**Chart and figure data**
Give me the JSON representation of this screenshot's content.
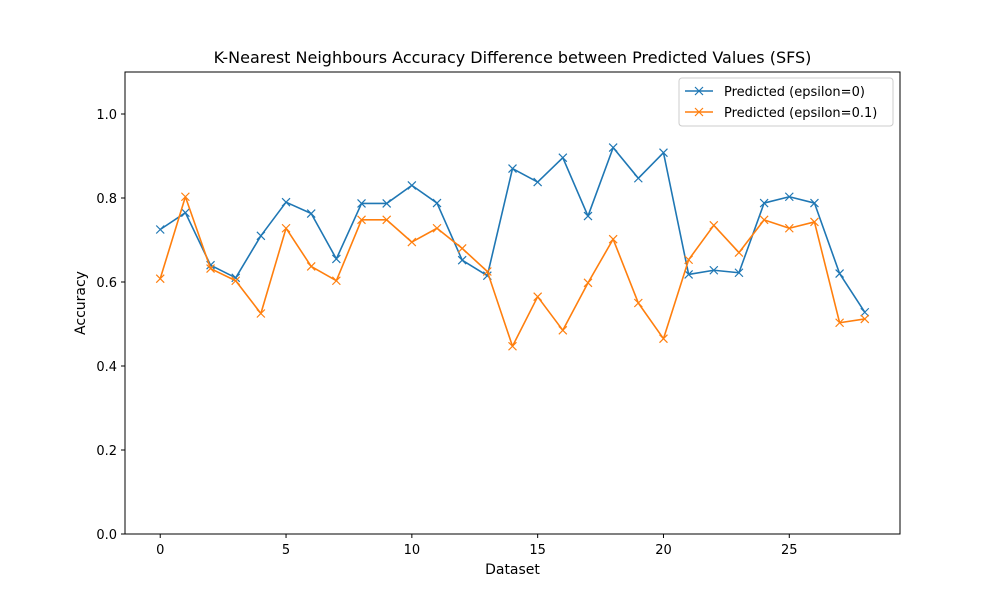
{
  "chart_data": {
    "type": "line",
    "title": "K-Nearest Neighbours Accuracy Difference between Predicted Values (SFS)",
    "xlabel": "Dataset",
    "ylabel": "Accuracy",
    "xlim": [
      -1.4,
      29.4
    ],
    "ylim": [
      0.0,
      1.1
    ],
    "xticks": [
      0,
      5,
      10,
      15,
      20,
      25
    ],
    "yticks": [
      0.0,
      0.2,
      0.4,
      0.6,
      0.8,
      1.0
    ],
    "legend_position": "top-right",
    "grid": false,
    "marker": "x",
    "x": [
      0,
      1,
      2,
      3,
      4,
      5,
      6,
      7,
      8,
      9,
      10,
      11,
      12,
      13,
      14,
      15,
      16,
      17,
      18,
      19,
      20,
      21,
      22,
      23,
      24,
      25,
      26,
      27,
      28
    ],
    "series": [
      {
        "name": "Predicted (epsilon=0)",
        "color": "#1f77b4",
        "values": [
          0.725,
          0.765,
          0.64,
          0.61,
          0.71,
          0.79,
          0.763,
          0.655,
          0.787,
          0.787,
          0.83,
          0.788,
          0.652,
          0.615,
          0.87,
          0.838,
          0.896,
          0.757,
          0.92,
          0.847,
          0.908,
          0.618,
          0.628,
          0.622,
          0.788,
          0.803,
          0.788,
          0.62,
          0.528
        ]
      },
      {
        "name": "Predicted (epsilon=0.1)",
        "color": "#ff7f0e",
        "values": [
          0.608,
          0.803,
          0.632,
          0.603,
          0.525,
          0.728,
          0.637,
          0.603,
          0.748,
          0.748,
          0.695,
          0.728,
          0.68,
          0.625,
          0.447,
          0.565,
          0.485,
          0.598,
          0.702,
          0.55,
          0.465,
          0.653,
          0.735,
          0.67,
          0.748,
          0.728,
          0.743,
          0.503,
          0.512
        ]
      }
    ]
  }
}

**The problem**
Copy out each line of the records where the string "epsilon" appears.

**Answer to the problem**
        "name": "Predicted (epsilon=0)",
        "name": "Predicted (epsilon=0.1)",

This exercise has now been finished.